-- Begin Recorded information --
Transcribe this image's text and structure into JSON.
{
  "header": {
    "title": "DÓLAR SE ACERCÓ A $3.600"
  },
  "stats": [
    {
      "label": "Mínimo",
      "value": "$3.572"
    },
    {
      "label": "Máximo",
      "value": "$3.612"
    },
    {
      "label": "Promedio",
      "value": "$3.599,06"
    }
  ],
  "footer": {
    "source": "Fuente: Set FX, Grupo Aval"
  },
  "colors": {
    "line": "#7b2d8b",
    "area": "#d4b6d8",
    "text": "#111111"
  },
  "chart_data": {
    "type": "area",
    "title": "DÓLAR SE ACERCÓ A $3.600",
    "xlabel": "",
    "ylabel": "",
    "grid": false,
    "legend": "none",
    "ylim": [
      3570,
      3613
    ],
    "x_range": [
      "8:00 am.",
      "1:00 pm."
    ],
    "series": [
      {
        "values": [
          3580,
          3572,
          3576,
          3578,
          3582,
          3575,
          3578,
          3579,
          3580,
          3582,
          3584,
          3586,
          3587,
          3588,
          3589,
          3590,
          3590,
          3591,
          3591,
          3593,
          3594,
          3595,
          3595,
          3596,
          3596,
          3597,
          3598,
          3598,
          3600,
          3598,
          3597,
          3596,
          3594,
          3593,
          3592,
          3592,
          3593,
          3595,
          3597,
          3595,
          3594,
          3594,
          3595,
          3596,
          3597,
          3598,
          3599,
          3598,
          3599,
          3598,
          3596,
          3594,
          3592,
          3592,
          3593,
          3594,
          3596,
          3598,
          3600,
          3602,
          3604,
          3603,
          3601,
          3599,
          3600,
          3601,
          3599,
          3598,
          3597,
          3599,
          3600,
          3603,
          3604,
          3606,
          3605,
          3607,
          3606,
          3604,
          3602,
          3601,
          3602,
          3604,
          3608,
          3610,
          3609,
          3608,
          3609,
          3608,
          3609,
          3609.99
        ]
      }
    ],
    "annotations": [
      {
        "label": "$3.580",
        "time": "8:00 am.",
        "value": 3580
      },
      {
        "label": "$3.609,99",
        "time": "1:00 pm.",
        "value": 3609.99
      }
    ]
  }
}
-- End Recorded information --
* To do
Transcribe the data above in full, exactly.

* Answer to this exercise
Transcribe this image's text and structure into JSON.
{
  "header": {
    "title": "DÓLAR SE ACERCÓ A $3.600"
  },
  "stats": [
    {
      "label": "Mínimo",
      "value": "$3.572"
    },
    {
      "label": "Máximo",
      "value": "$3.612"
    },
    {
      "label": "Promedio",
      "value": "$3.599,06"
    }
  ],
  "footer": {
    "source": "Fuente: Set FX, Grupo Aval"
  },
  "colors": {
    "line": "#7b2d8b",
    "area": "#d4b6d8",
    "text": "#111111"
  },
  "chart_data": {
    "type": "area",
    "title": "DÓLAR SE ACERCÓ A $3.600",
    "xlabel": "",
    "ylabel": "",
    "grid": false,
    "legend": "none",
    "ylim": [
      3570,
      3613
    ],
    "x_range": [
      "8:00 am.",
      "1:00 pm."
    ],
    "series": [
      {
        "values": [
          3580,
          3572,
          3576,
          3578,
          3582,
          3575,
          3578,
          3579,
          3580,
          3582,
          3584,
          3586,
          3587,
          3588,
          3589,
          3590,
          3590,
          3591,
          3591,
          3593,
          3594,
          3595,
          3595,
          3596,
          3596,
          3597,
          3598,
          3598,
          3600,
          3598,
          3597,
          3596,
          3594,
          3593,
          3592,
          3592,
          3593,
          3595,
          3597,
          3595,
          3594,
          3594,
          3595,
          3596,
          3597,
          3598,
          3599,
          3598,
          3599,
          3598,
          3596,
          3594,
          3592,
          3592,
          3593,
          3594,
          3596,
          3598,
          3600,
          3602,
          3604,
          3603,
          3601,
          3599,
          3600,
          3601,
          3599,
          3598,
          3597,
          3599,
          3600,
          3603,
          3604,
          3606,
          3605,
          3607,
          3606,
          3604,
          3602,
          3601,
          3602,
          3604,
          3608,
          3610,
          3609,
          3608,
          3609,
          3608,
          3609,
          3609.99
        ]
      }
    ],
    "annotations": [
      {
        "label": "$3.580",
        "time": "8:00 am.",
        "value": 3580
      },
      {
        "label": "$3.609,99",
        "time": "1:00 pm.",
        "value": 3609.99
      }
    ]
  }
}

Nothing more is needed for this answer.